WHAT IS REQUIRED>
Return each entry exactly, with none missing.
★ ★ ★
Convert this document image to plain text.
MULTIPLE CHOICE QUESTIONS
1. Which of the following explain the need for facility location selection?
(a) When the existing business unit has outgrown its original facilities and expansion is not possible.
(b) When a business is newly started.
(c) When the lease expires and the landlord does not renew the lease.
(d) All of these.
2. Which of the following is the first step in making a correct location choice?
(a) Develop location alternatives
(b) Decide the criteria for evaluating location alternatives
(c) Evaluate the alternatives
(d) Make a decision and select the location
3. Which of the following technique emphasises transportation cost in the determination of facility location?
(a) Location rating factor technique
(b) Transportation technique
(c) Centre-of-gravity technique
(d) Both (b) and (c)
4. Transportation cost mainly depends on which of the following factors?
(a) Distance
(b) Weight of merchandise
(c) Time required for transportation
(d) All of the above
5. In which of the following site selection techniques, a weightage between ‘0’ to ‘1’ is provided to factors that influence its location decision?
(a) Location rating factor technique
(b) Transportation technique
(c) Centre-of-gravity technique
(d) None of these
★ ★ ★
RESPONSE>
Convert this document image to plain text.
MULTIPLE CHOICE QUESTIONS
1. Which of the following explain the need for facility location selection?
(a) When the existing business unit has outgrown its original facilities and expansion is not possible.
(b) When a business is newly started.
(c) When the lease expires and the landlord does not renew the lease.
(d) All of these.
2. Which of the following is the first step in making a correct location choice?
(a) Develop location alternatives
(b) Decide the criteria for evaluating location alternatives
(c) Evaluate the alternatives
(d) Make a decision and select the location
3. Which of the following technique emphasises transportation cost in the determination of facility location?
(a) Location rating factor technique
(b) Transportation technique
(c) Centre-of-gravity technique
(d) Both (b) and (c)
4. Transportation cost mainly depends on which of the following factors?
(a) Distance
(b) Weight of merchandise
(c) Time required for transportation
(d) All of the above
5. In which of the following site selection techniques, a weightage between ‘0’ to ‘1’ is provided to factors that influence its location decision?
(a) Location rating factor technique
(b) Transportation technique
(c) Centre-of-gravity technique
(d) None of these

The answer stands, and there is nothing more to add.